▸ Exercise requirements: Reproduce the listing below line for line, leaving out the pictures.

▸ Data provided:
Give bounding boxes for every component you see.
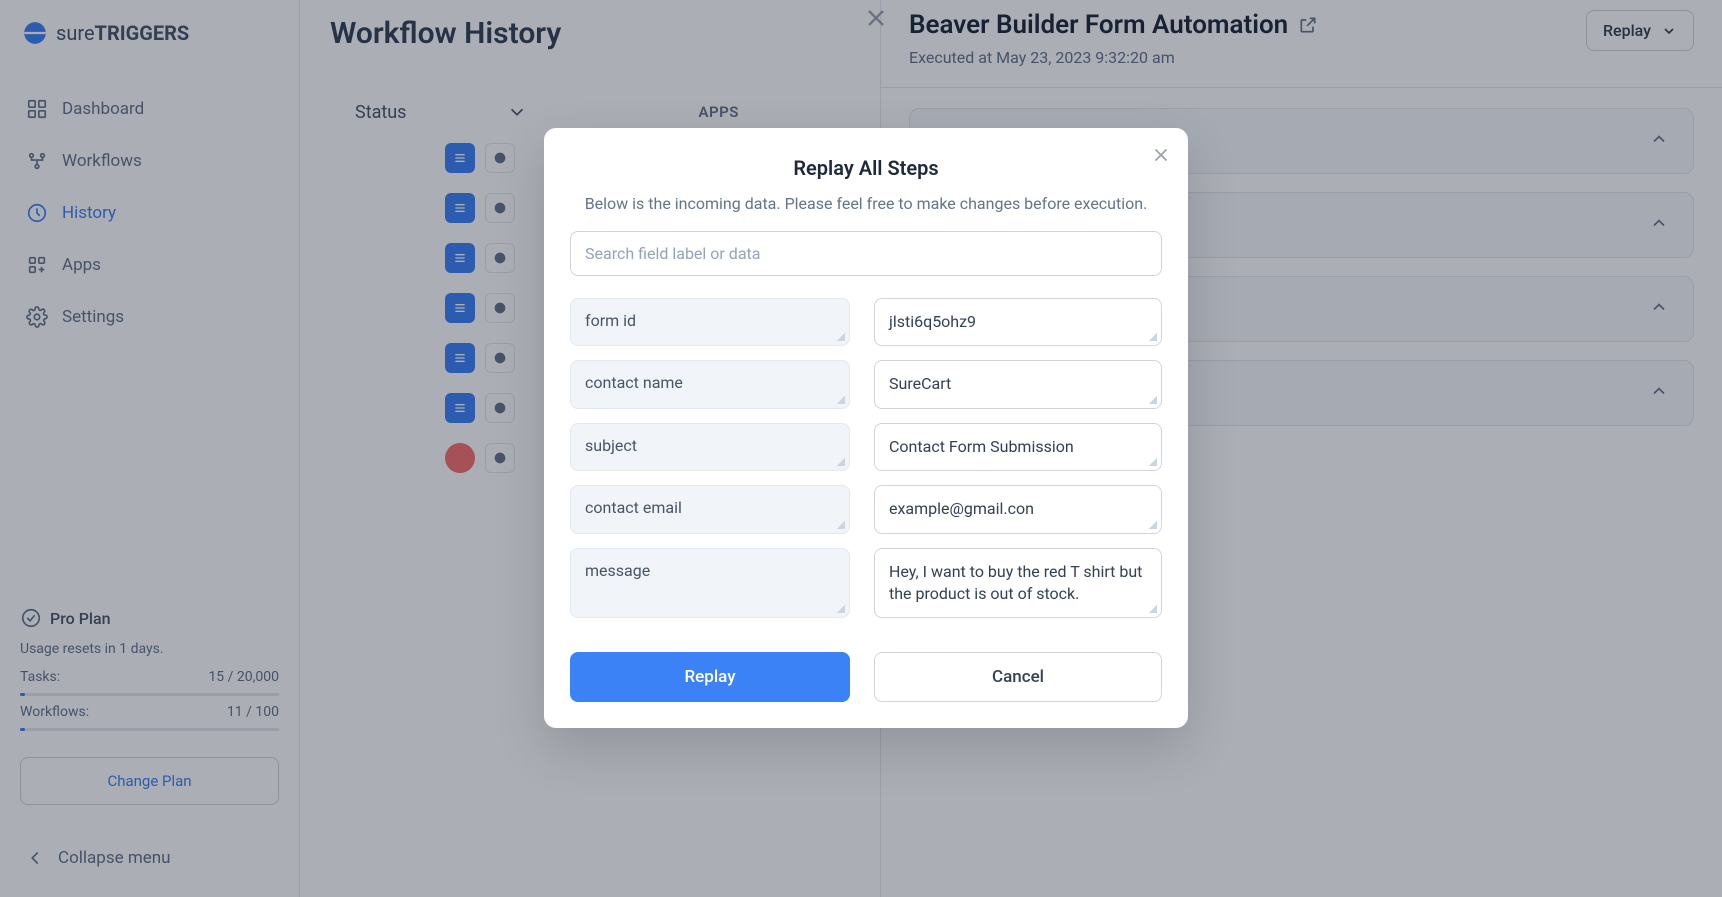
field-label[interactable]: contact email	[570, 485, 850, 533]
cancel-button[interactable]: Cancel	[874, 652, 1162, 702]
modal-title: Replay All Steps	[570, 156, 1162, 180]
field-value[interactable]: jlsti6q5ohz9	[874, 298, 1162, 346]
modal-actions: Replay Cancel	[570, 652, 1162, 702]
field-label[interactable]: contact name	[570, 360, 850, 408]
field-value[interactable]: SureCart	[874, 360, 1162, 408]
close-icon[interactable]	[1150, 144, 1172, 170]
field-value[interactable]: Contact Form Submission	[874, 423, 1162, 471]
replay-button[interactable]: Replay	[570, 652, 850, 702]
field-row: message Hey, I want to buy the red T shi…	[570, 548, 1162, 619]
field-row: subject Contact Form Submission	[570, 423, 1162, 471]
field-row: contact name SureCart	[570, 360, 1162, 408]
replay-modal: Replay All Steps Below is the incoming d…	[544, 128, 1188, 728]
field-label[interactable]: message	[570, 548, 850, 619]
search-input[interactable]	[570, 231, 1162, 276]
field-label[interactable]: subject	[570, 423, 850, 471]
field-value[interactable]: Hey, I want to buy the red T shirt but t…	[874, 548, 1162, 619]
field-row: form id jlsti6q5ohz9	[570, 298, 1162, 346]
field-value[interactable]: example@gmail.con	[874, 485, 1162, 533]
field-row: contact email example@gmail.con	[570, 485, 1162, 533]
field-label[interactable]: form id	[570, 298, 850, 346]
modal-subtitle: Below is the incoming data. Please feel …	[570, 194, 1162, 213]
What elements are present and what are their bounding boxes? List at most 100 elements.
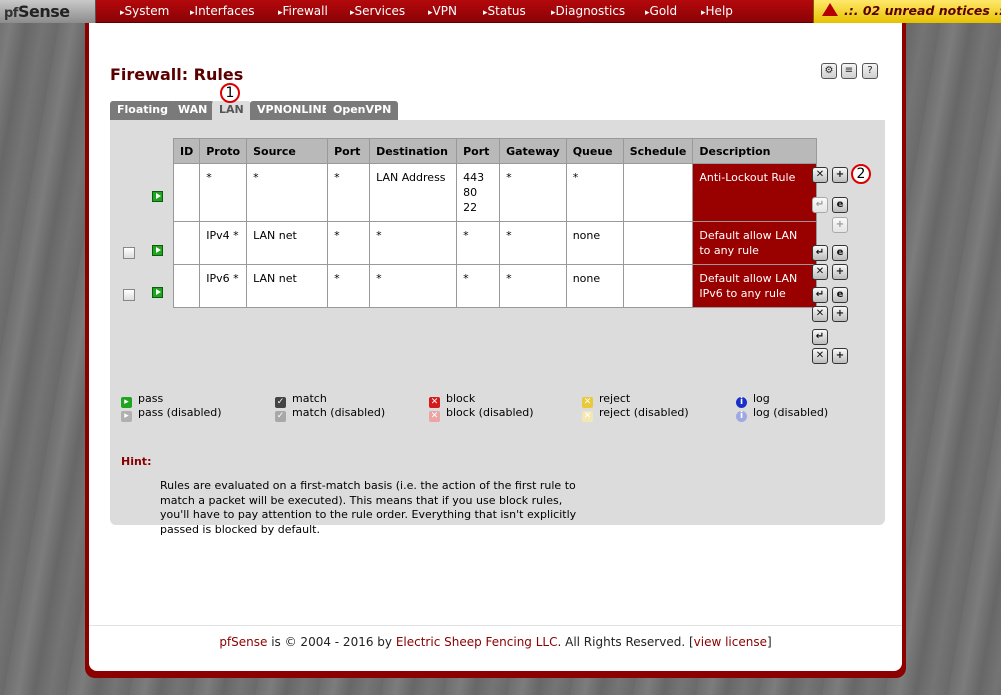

▸ Response for this exercise:
Give bounding boxes for every component you see.
field-label[interactable]: contact email	[570, 485, 850, 533]
cancel-button[interactable]: Cancel	[874, 652, 1162, 702]
modal-title: Replay All Steps	[570, 156, 1162, 180]
field-value[interactable]: jlsti6q5ohz9	[874, 298, 1162, 346]
modal-actions: Replay Cancel	[570, 652, 1162, 702]
field-label[interactable]: contact name	[570, 360, 850, 408]
field-value[interactable]: SureCart	[874, 360, 1162, 408]
close-icon[interactable]	[1150, 144, 1172, 170]
field-value[interactable]: Contact Form Submission	[874, 423, 1162, 471]
replay-button[interactable]: Replay	[570, 652, 850, 702]
field-row: message Hey, I want to buy the red T shi…	[570, 548, 1162, 619]
field-row: subject Contact Form Submission	[570, 423, 1162, 471]
field-row: contact name SureCart	[570, 360, 1162, 408]
replay-modal: Replay All Steps Below is the incoming d…	[544, 128, 1188, 728]
field-label[interactable]: message	[570, 548, 850, 619]
search-input[interactable]	[570, 231, 1162, 276]
field-label[interactable]: subject	[570, 423, 850, 471]
field-value[interactable]: Hey, I want to buy the red T shirt but t…	[874, 548, 1162, 619]
field-row: form id jlsti6q5ohz9	[570, 298, 1162, 346]
field-value[interactable]: example@gmail.con	[874, 485, 1162, 533]
field-row: contact email example@gmail.con	[570, 485, 1162, 533]
field-label[interactable]: form id	[570, 298, 850, 346]
modal-subtitle: Below is the incoming data. Please feel …	[570, 194, 1162, 213]
What elements are present and what are their bounding boxes? List at most 100 elements.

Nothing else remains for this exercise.